• _Exercise description_:
Which lines below hold the word "years"? Report each one.

[Figure dataset records]
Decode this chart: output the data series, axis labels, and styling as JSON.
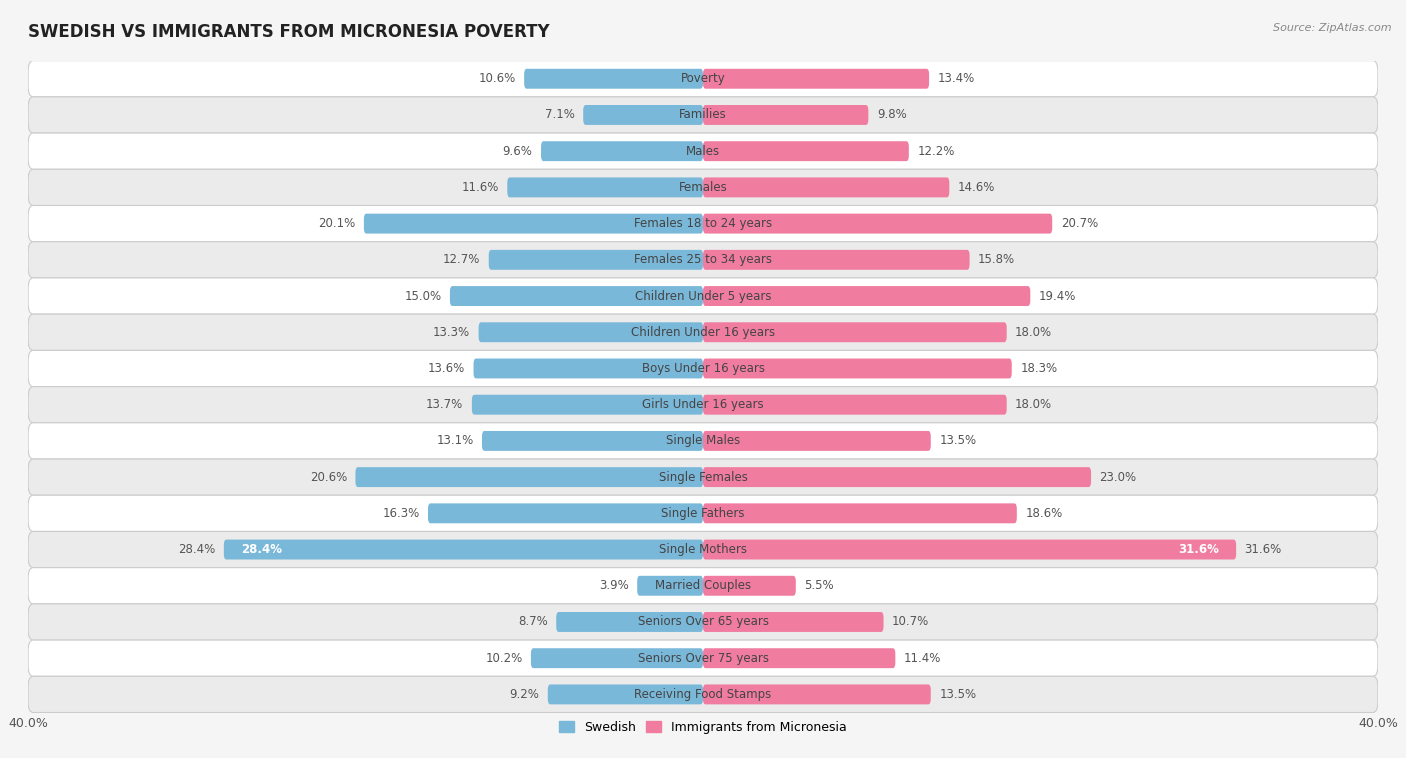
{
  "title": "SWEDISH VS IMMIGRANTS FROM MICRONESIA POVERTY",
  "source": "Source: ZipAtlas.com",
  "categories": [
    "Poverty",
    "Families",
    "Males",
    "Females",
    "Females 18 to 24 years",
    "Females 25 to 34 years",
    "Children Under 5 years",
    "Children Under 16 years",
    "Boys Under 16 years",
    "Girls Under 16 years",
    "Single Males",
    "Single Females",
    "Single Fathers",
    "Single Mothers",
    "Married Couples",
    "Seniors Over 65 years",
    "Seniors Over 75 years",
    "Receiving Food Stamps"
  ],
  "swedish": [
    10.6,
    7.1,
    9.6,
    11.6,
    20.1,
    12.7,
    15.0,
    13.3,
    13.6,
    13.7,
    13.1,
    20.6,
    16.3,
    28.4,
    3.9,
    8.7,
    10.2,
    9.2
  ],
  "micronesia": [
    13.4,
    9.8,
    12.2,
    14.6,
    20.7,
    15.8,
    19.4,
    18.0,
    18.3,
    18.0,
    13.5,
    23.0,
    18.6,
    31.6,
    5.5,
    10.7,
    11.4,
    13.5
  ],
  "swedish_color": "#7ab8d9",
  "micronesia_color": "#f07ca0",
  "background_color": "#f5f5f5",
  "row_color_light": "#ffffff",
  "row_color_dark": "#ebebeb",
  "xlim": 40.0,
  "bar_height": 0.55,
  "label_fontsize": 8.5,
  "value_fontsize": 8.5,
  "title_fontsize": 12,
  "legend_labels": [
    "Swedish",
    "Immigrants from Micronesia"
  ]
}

• _Result for this task_:
    "Females 18 to 24 years",
    "Females 25 to 34 years",
    "Children Under 5 years",
    "Children Under 16 years",
    "Boys Under 16 years",
    "Girls Under 16 years",
    "Seniors Over 65 years",
    "Seniors Over 75 years",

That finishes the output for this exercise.